* Record list:

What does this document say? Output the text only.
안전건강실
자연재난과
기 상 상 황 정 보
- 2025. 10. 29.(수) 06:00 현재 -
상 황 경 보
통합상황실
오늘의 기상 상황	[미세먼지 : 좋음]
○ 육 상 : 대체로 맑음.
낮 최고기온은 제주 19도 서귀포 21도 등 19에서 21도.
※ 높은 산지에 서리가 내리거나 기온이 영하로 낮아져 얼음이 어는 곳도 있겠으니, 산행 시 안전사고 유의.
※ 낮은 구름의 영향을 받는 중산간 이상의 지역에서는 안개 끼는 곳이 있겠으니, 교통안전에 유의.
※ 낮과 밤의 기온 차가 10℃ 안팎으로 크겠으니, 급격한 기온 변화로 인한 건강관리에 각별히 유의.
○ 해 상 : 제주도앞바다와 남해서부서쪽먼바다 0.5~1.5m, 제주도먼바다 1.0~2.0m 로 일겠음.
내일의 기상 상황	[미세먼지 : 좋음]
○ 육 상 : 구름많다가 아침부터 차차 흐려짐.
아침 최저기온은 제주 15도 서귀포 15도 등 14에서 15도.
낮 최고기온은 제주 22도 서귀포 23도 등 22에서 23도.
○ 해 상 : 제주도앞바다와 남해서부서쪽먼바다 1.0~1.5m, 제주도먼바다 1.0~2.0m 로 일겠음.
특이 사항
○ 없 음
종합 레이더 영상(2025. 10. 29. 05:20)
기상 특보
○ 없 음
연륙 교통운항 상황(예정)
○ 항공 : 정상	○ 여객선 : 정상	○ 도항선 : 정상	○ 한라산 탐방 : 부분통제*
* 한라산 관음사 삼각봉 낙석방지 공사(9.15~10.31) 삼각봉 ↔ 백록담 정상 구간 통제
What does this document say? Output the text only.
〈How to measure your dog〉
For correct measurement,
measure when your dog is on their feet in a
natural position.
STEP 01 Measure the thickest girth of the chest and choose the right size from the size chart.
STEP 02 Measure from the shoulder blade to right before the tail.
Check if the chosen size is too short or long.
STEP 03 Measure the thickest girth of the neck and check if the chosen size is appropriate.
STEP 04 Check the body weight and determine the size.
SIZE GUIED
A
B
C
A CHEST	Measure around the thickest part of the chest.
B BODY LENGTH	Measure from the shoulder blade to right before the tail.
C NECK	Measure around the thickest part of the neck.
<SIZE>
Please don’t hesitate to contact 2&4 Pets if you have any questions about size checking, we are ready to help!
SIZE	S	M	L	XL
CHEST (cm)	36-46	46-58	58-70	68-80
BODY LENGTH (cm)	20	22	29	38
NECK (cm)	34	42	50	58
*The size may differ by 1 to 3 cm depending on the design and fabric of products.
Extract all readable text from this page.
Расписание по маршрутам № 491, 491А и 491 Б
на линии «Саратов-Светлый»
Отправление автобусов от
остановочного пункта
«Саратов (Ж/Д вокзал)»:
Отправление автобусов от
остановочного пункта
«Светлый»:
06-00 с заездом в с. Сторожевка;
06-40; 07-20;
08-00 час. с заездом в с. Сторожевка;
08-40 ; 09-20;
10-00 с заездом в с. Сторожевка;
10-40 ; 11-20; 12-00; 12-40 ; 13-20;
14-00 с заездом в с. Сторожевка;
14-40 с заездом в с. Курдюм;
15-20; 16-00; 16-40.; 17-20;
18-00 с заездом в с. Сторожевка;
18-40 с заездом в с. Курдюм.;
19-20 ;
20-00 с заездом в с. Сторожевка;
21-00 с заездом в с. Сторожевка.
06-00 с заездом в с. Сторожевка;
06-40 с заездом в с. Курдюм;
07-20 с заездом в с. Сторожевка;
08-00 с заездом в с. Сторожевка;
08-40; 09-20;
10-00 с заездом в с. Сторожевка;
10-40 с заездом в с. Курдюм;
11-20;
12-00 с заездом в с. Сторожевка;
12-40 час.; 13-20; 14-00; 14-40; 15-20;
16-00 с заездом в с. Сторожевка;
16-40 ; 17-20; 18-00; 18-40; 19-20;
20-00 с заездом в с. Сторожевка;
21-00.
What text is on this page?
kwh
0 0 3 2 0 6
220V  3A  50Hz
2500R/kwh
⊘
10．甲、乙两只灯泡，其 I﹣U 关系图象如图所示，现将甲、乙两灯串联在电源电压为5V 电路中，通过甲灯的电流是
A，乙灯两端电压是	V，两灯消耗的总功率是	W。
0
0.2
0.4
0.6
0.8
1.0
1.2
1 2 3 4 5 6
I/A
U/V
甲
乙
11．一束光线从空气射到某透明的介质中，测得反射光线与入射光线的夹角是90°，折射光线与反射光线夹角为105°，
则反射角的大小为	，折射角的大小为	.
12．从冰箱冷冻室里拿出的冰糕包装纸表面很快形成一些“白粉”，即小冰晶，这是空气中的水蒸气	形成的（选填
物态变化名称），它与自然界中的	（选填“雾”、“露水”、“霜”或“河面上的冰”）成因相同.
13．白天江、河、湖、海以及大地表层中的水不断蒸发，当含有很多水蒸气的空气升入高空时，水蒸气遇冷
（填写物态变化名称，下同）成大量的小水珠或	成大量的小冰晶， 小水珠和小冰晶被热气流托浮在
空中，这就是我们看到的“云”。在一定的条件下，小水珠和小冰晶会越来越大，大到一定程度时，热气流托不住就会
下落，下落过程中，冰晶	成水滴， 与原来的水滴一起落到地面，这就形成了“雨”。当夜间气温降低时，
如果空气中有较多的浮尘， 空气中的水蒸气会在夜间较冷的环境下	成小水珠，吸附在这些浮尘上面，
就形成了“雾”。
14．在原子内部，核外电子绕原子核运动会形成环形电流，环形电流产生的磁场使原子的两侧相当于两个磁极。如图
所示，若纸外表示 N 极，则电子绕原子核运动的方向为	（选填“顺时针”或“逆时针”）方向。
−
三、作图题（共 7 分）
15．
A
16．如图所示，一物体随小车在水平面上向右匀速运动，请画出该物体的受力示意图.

* Written instruction:
Lines holding the word "LENGTH" should be counted across the entries; state only how many there are.

* Result below:
2